WHAT IS REQUIRED
Each line containing the word "channels" should be found and copied.
## begin DATA SHOWN
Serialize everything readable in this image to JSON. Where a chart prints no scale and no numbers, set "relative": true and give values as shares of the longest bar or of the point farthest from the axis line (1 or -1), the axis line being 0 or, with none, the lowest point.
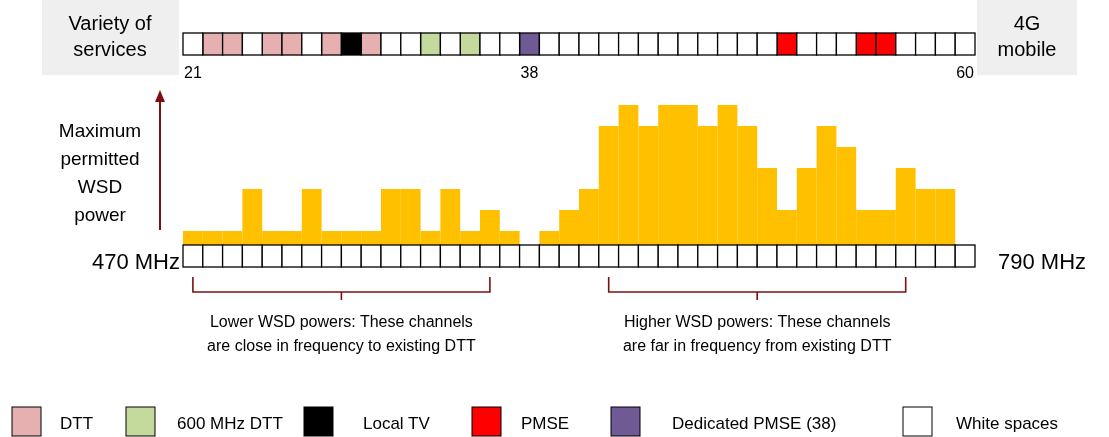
{
  "chart_data": [
    {
      "type": "bar",
      "relative": true,
      "stacked": true,
      "categories": [
        "21",
        null,
        null,
        null,
        null,
        null,
        null,
        null,
        null,
        null,
        null,
        null,
        null,
        null,
        null,
        null,
        null,
        "38",
        null,
        null,
        null,
        null,
        null,
        null,
        null,
        null,
        null,
        null,
        null,
        null,
        null,
        null,
        null,
        null,
        null,
        null,
        null,
        null,
        null,
        "60"
      ],
      "series": [
        {
          "name": "DTT",
          "color": "#e6b0b0",
          "values": [
            null,
            1,
            1,
            null,
            1,
            1,
            null,
            1,
            null,
            1,
            null,
            null,
            null,
            null,
            null,
            null,
            null,
            null,
            null,
            null,
            null,
            null,
            null,
            null,
            null,
            null,
            null,
            null,
            null,
            null,
            null,
            null,
            null,
            null,
            null,
            null,
            null,
            null,
            null,
            null
          ]
        },
        {
          "name": "600 MHz DTT",
          "color": "#c4d99c",
          "values": [
            null,
            null,
            null,
            null,
            null,
            null,
            null,
            null,
            null,
            null,
            null,
            null,
            1,
            null,
            1,
            null,
            null,
            null,
            null,
            null,
            null,
            null,
            null,
            null,
            null,
            null,
            null,
            null,
            null,
            null,
            null,
            null,
            null,
            null,
            null,
            null,
            null,
            null,
            null,
            null
          ]
        },
        {
          "name": "Local TV",
          "color": "#000000",
          "values": [
            null,
            null,
            null,
            null,
            null,
            null,
            null,
            null,
            1,
            null,
            null,
            null,
            null,
            null,
            null,
            null,
            null,
            null,
            null,
            null,
            null,
            null,
            null,
            null,
            null,
            null,
            null,
            null,
            null,
            null,
            null,
            null,
            null,
            null,
            null,
            null,
            null,
            null,
            null,
            null
          ]
        },
        {
          "name": "PMSE",
          "color": "#ff0000",
          "values": [
            null,
            null,
            null,
            null,
            null,
            null,
            null,
            null,
            null,
            null,
            null,
            null,
            null,
            null,
            null,
            null,
            null,
            null,
            null,
            null,
            null,
            null,
            null,
            null,
            null,
            null,
            null,
            null,
            null,
            null,
            1,
            null,
            null,
            null,
            1,
            1,
            null,
            null,
            null,
            null
          ]
        },
        {
          "name": "Dedicated PMSE (38)",
          "color": "#6f5a95",
          "values": [
            null,
            null,
            null,
            null,
            null,
            null,
            null,
            null,
            null,
            null,
            null,
            null,
            null,
            null,
            null,
            null,
            null,
            1,
            null,
            null,
            null,
            null,
            null,
            null,
            null,
            null,
            null,
            null,
            null,
            null,
            null,
            null,
            null,
            null,
            null,
            null,
            null,
            null,
            null,
            null
          ]
        },
        {
          "name": "White spaces",
          "color": "#ffffff",
          "values": [
            1,
            null,
            null,
            1,
            null,
            null,
            1,
            null,
            null,
            null,
            1,
            1,
            null,
            1,
            null,
            1,
            1,
            null,
            1,
            1,
            1,
            1,
            1,
            1,
            1,
            1,
            1,
            1,
            1,
            1,
            null,
            1,
            1,
            1,
            null,
            null,
            1,
            1,
            1,
            1
          ]
        }
      ],
      "legend": "bottom",
      "annotations": [
        "Variety of services",
        "4G mobile"
      ]
    },
    {
      "type": "bar",
      "relative": true,
      "categories": [
        null,
        null,
        null,
        null,
        null,
        null,
        null,
        null,
        null,
        null,
        null,
        null,
        null,
        null,
        null,
        null,
        null,
        null,
        null,
        null,
        null,
        null,
        null,
        null,
        null,
        null,
        null,
        null,
        null,
        null,
        null,
        null,
        null,
        null,
        null,
        null,
        null,
        null,
        null,
        null
      ],
      "values": [
        0.1,
        0.1,
        0.1,
        0.4,
        0.1,
        0.1,
        0.4,
        0.1,
        0.1,
        0.1,
        0.4,
        0.4,
        0.1,
        0.4,
        0.1,
        0.25,
        0.1,
        0,
        0.1,
        0.25,
        0.4,
        0.85,
        1,
        0.85,
        1,
        1,
        0.85,
        1,
        0.85,
        0.55,
        0.25,
        0.55,
        0.85,
        0.7,
        0.25,
        0.25,
        0.55,
        0.4,
        0.4,
        0
      ],
      "color": "#ffc000",
      "ylabel": "Maximum permitted WSD power",
      "annotations": [
        "470 MHz",
        "790 MHz",
        "Lower WSD powers: These channels are close in frequency to existing DTT",
        "Higher WSD powers: These channels are far in frequency from existing DTT"
      ]
    }
  ]
}
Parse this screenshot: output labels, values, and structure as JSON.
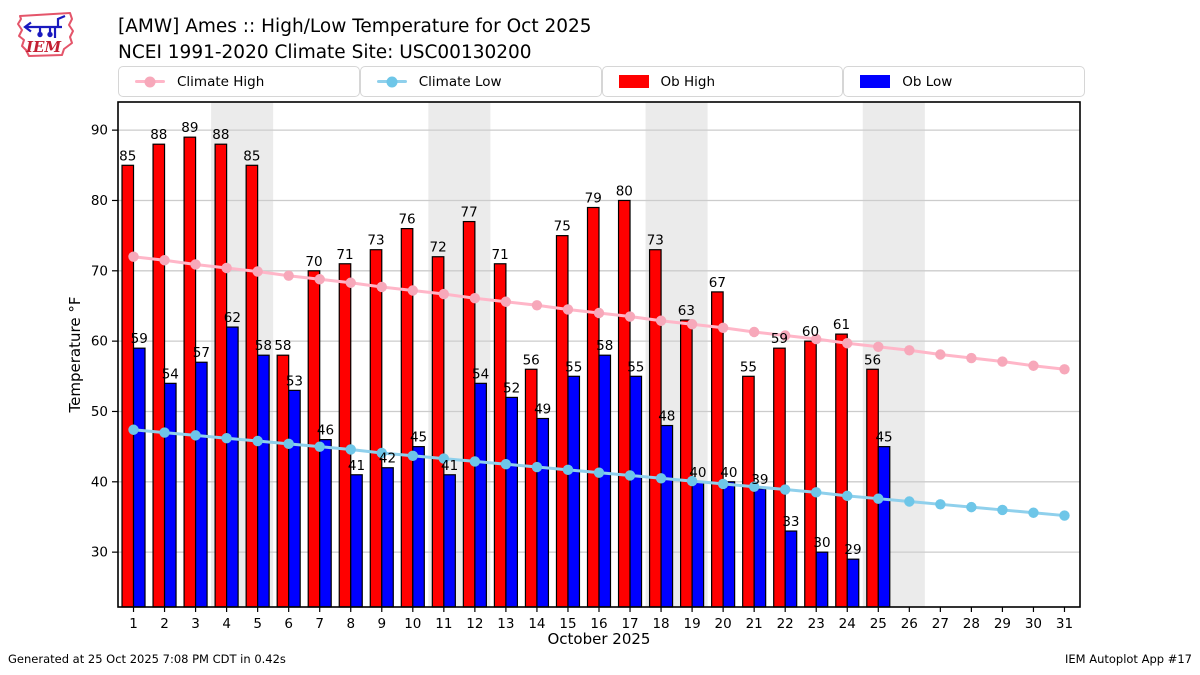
{
  "header": {
    "title_line1": "[AMW] Ames :: High/Low Temperature for Oct 2025",
    "title_line2": "NCEI 1991-2020 Climate Site: USC00130200",
    "logo_text": "IEM"
  },
  "legend": {
    "items": [
      {
        "label": "Climate High",
        "type": "line",
        "color": "#ffb6c8",
        "marker_color": "#f7a8ba"
      },
      {
        "label": "Climate Low",
        "type": "line",
        "color": "#8fd0ec",
        "marker_color": "#6ec6e8"
      },
      {
        "label": "Ob High",
        "type": "bar",
        "color": "#ff0000"
      },
      {
        "label": "Ob Low",
        "type": "bar",
        "color": "#0000ff"
      }
    ]
  },
  "footer": {
    "generated": "Generated at 25 Oct 2025 7:08 PM CDT in 0.42s",
    "credit": "IEM Autoplot App #17"
  },
  "chart_data": {
    "type": "bar",
    "title": "[AMW] Ames :: High/Low Temperature for Oct 2025",
    "subtitle": "NCEI 1991-2020 Climate Site: USC00130200",
    "xlabel": "October 2025",
    "ylabel": "Temperature °F",
    "xlim": [
      0.5,
      31.5
    ],
    "ylim": [
      22.2,
      94.0
    ],
    "yticks": [
      30,
      40,
      50,
      60,
      70,
      80,
      90
    ],
    "xticks": [
      1,
      2,
      3,
      4,
      5,
      6,
      7,
      8,
      9,
      10,
      11,
      12,
      13,
      14,
      15,
      16,
      17,
      18,
      19,
      20,
      21,
      22,
      23,
      24,
      25,
      26,
      27,
      28,
      29,
      30,
      31
    ],
    "grid": true,
    "legend_position": "top",
    "weekend_bands": [
      [
        3.5,
        5.5
      ],
      [
        10.5,
        12.5
      ],
      [
        17.5,
        19.5
      ],
      [
        24.5,
        26.5
      ]
    ],
    "band_color": "#ebebeb",
    "grid_color": "#cccccc",
    "series": [
      {
        "name": "Ob High",
        "type": "bar",
        "color": "#ff0000",
        "x": [
          1,
          2,
          3,
          4,
          5,
          6,
          7,
          8,
          9,
          10,
          11,
          12,
          13,
          14,
          15,
          16,
          17,
          18,
          19,
          20,
          21,
          22,
          23,
          24,
          25
        ],
        "values": [
          85,
          88,
          89,
          88,
          85,
          58,
          70,
          71,
          73,
          76,
          72,
          77,
          71,
          56,
          75,
          79,
          80,
          73,
          63,
          67,
          55,
          59,
          60,
          61,
          56
        ]
      },
      {
        "name": "Ob Low",
        "type": "bar",
        "color": "#0000ff",
        "x": [
          1,
          2,
          3,
          4,
          5,
          6,
          7,
          8,
          9,
          10,
          11,
          12,
          13,
          14,
          15,
          16,
          17,
          18,
          19,
          20,
          21,
          22,
          23,
          24,
          25
        ],
        "values": [
          59,
          54,
          57,
          62,
          58,
          53,
          46,
          41,
          42,
          45,
          41,
          54,
          52,
          49,
          55,
          58,
          55,
          48,
          40,
          40,
          39,
          33,
          30,
          29,
          45
        ]
      },
      {
        "name": "Climate High",
        "type": "line",
        "color": "#ffb6c8",
        "marker_color": "#f7a8ba",
        "x": [
          1,
          2,
          3,
          4,
          5,
          6,
          7,
          8,
          9,
          10,
          11,
          12,
          13,
          14,
          15,
          16,
          17,
          18,
          19,
          20,
          21,
          22,
          23,
          24,
          25,
          26,
          27,
          28,
          29,
          30,
          31
        ],
        "values": [
          72.0,
          71.5,
          70.9,
          70.4,
          69.9,
          69.3,
          68.8,
          68.3,
          67.7,
          67.2,
          66.7,
          66.1,
          65.6,
          65.1,
          64.5,
          64.0,
          63.5,
          62.9,
          62.4,
          61.9,
          61.3,
          60.8,
          60.3,
          59.7,
          59.2,
          58.7,
          58.1,
          57.6,
          57.1,
          56.5,
          56.0
        ]
      },
      {
        "name": "Climate Low",
        "type": "line",
        "color": "#8fd0ec",
        "marker_color": "#6ec6e8",
        "x": [
          1,
          2,
          3,
          4,
          5,
          6,
          7,
          8,
          9,
          10,
          11,
          12,
          13,
          14,
          15,
          16,
          17,
          18,
          19,
          20,
          21,
          22,
          23,
          24,
          25,
          26,
          27,
          28,
          29,
          30,
          31
        ],
        "values": [
          47.4,
          47.0,
          46.6,
          46.2,
          45.8,
          45.4,
          45.0,
          44.6,
          44.1,
          43.7,
          43.3,
          42.9,
          42.5,
          42.1,
          41.7,
          41.3,
          40.9,
          40.5,
          40.1,
          39.7,
          39.3,
          38.9,
          38.5,
          38.0,
          37.6,
          37.2,
          36.8,
          36.4,
          36.0,
          35.6,
          35.2
        ]
      }
    ]
  }
}
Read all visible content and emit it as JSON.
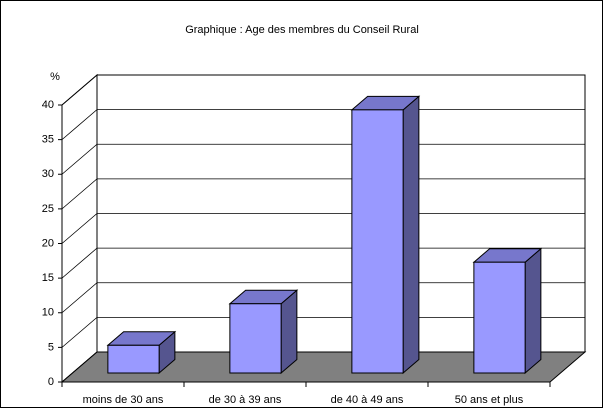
{
  "chart_data": {
    "type": "bar",
    "title": "Graphique : Age des membres du Conseil Rural",
    "y_label": "%",
    "categories": [
      "moins de 30 ans",
      "de 30 à 39 ans",
      "de 40 à 49 ans",
      "50 ans et plus"
    ],
    "values": [
      4,
      10,
      38,
      16
    ],
    "color": "#9999ff",
    "ylim": [
      0,
      40
    ],
    "yticks": [
      0,
      5,
      10,
      15,
      20,
      25,
      30,
      35,
      40
    ],
    "grid": true
  }
}
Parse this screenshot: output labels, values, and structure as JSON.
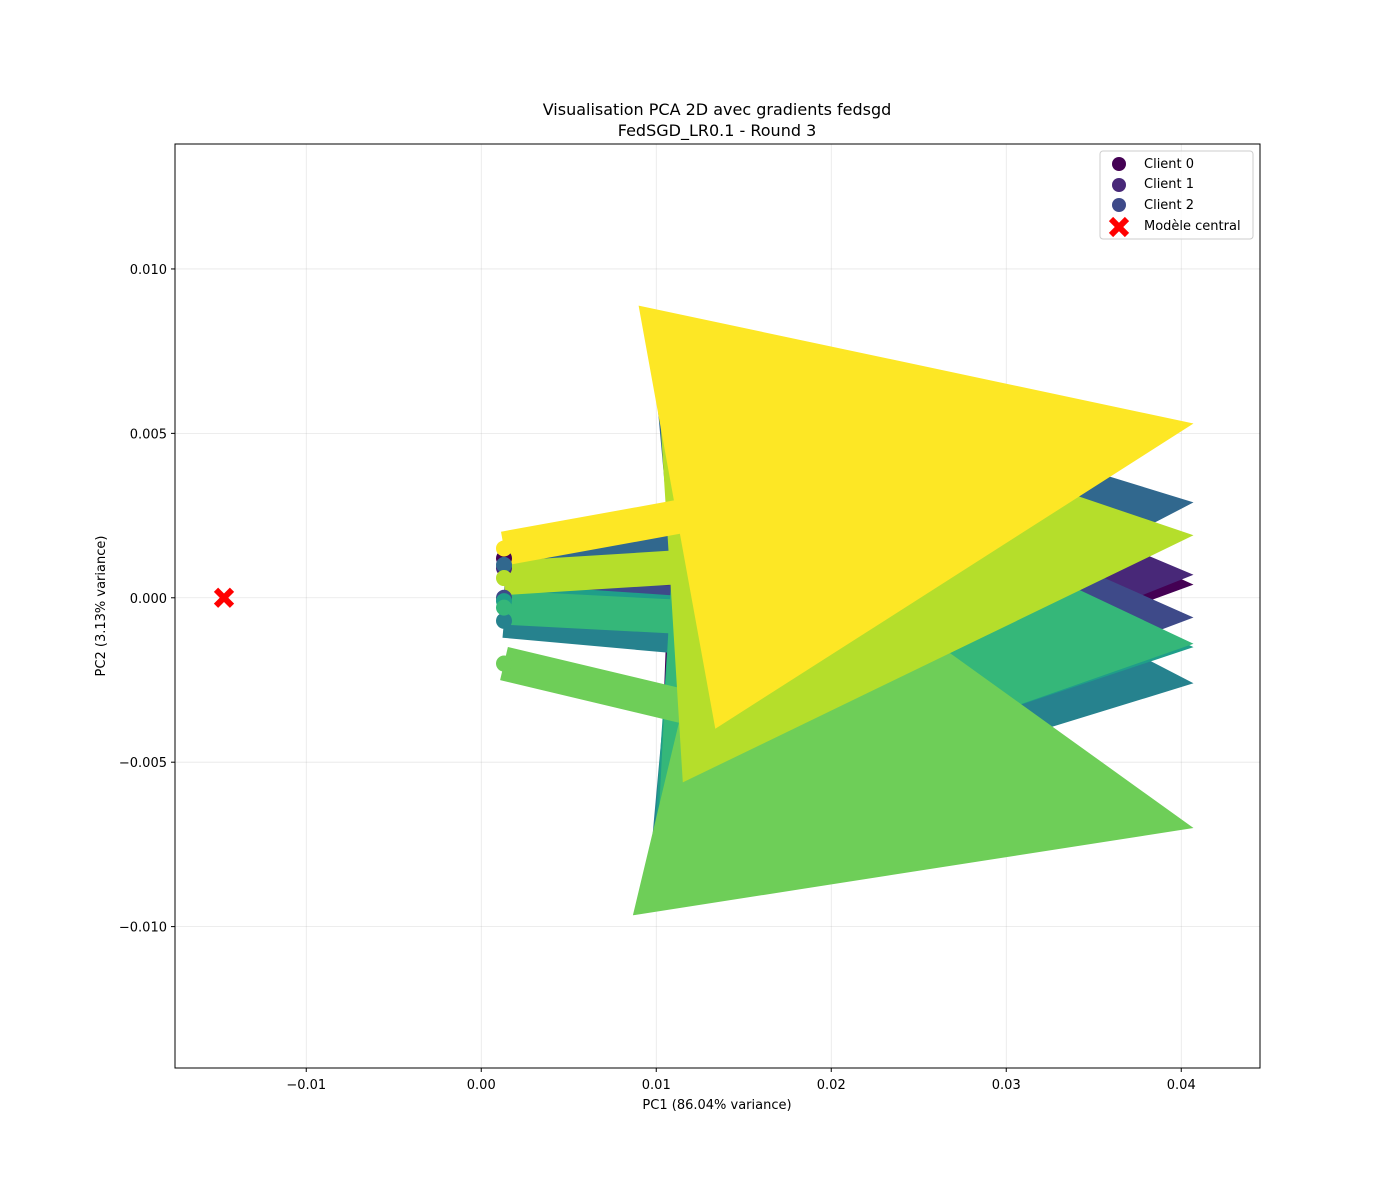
{
  "chart_data": {
    "type": "scatter",
    "title": "Visualisation PCA 2D avec gradients fedsgd",
    "subtitle": "FedSGD_LR0.1 - Round 3",
    "xlabel": "PC1 (86.04% variance)",
    "ylabel": "PC2 (3.13% variance)",
    "xlim": [
      -0.0175,
      0.0445
    ],
    "ylim": [
      -0.0143,
      0.0138
    ],
    "xticks": [
      -0.01,
      0.0,
      0.01,
      0.02,
      0.03,
      0.04
    ],
    "xtick_labels": [
      "−0.01",
      "0.00",
      "0.01",
      "0.02",
      "0.03",
      "0.04"
    ],
    "yticks": [
      -0.01,
      -0.005,
      0.0,
      0.005,
      0.01
    ],
    "ytick_labels": [
      "−0.010",
      "−0.005",
      "0.000",
      "0.005",
      "0.010"
    ],
    "grid": true,
    "legend_position": "top-right",
    "legend": [
      {
        "label": "Client 0",
        "color": "#440154",
        "marker": "circle"
      },
      {
        "label": "Client 1",
        "color": "#482878",
        "marker": "circle"
      },
      {
        "label": "Client 2",
        "color": "#3e4a89",
        "marker": "circle"
      },
      {
        "label": "Modèle central",
        "color": "#ff0000",
        "marker": "x"
      }
    ],
    "central_model": {
      "x": -0.0147,
      "y": 0.0
    },
    "clients": [
      {
        "color": "#440154",
        "x": 0.0013,
        "y": 0.0012,
        "dx": 0.0394,
        "dy": -0.0008
      },
      {
        "color": "#482878",
        "x": 0.0013,
        "y": 0.0009,
        "dx": 0.0394,
        "dy": -0.0002
      },
      {
        "color": "#3e4a89",
        "x": 0.0013,
        "y": 0.0,
        "dx": 0.0394,
        "dy": -0.0006
      },
      {
        "color": "#31688e",
        "x": 0.0013,
        "y": 0.001,
        "dx": 0.0394,
        "dy": 0.0019
      },
      {
        "color": "#26828e",
        "x": 0.0013,
        "y": -0.0007,
        "dx": 0.0394,
        "dy": -0.0019
      },
      {
        "color": "#1f9e89",
        "x": 0.0013,
        "y": -0.0001,
        "dx": 0.0394,
        "dy": -0.0014
      },
      {
        "color": "#35b779",
        "x": 0.0013,
        "y": -0.0003,
        "dx": 0.0394,
        "dy": -0.0011
      },
      {
        "color": "#6ece58",
        "x": 0.0013,
        "y": -0.002,
        "dx": 0.0394,
        "dy": -0.005
      },
      {
        "color": "#b5de2b",
        "x": 0.0013,
        "y": 0.0006,
        "dx": 0.0394,
        "dy": 0.0013
      },
      {
        "color": "#fde725",
        "x": 0.0013,
        "y": 0.0015,
        "dx": 0.0394,
        "dy": 0.0038
      }
    ]
  }
}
## end DATA SHOWN
SOLUTION TO THIS EXERCISE
        "Lower WSD powers: These channels are close in frequency to existing DTT",
        "Higher WSD powers: These channels are far in frequency from existing DTT"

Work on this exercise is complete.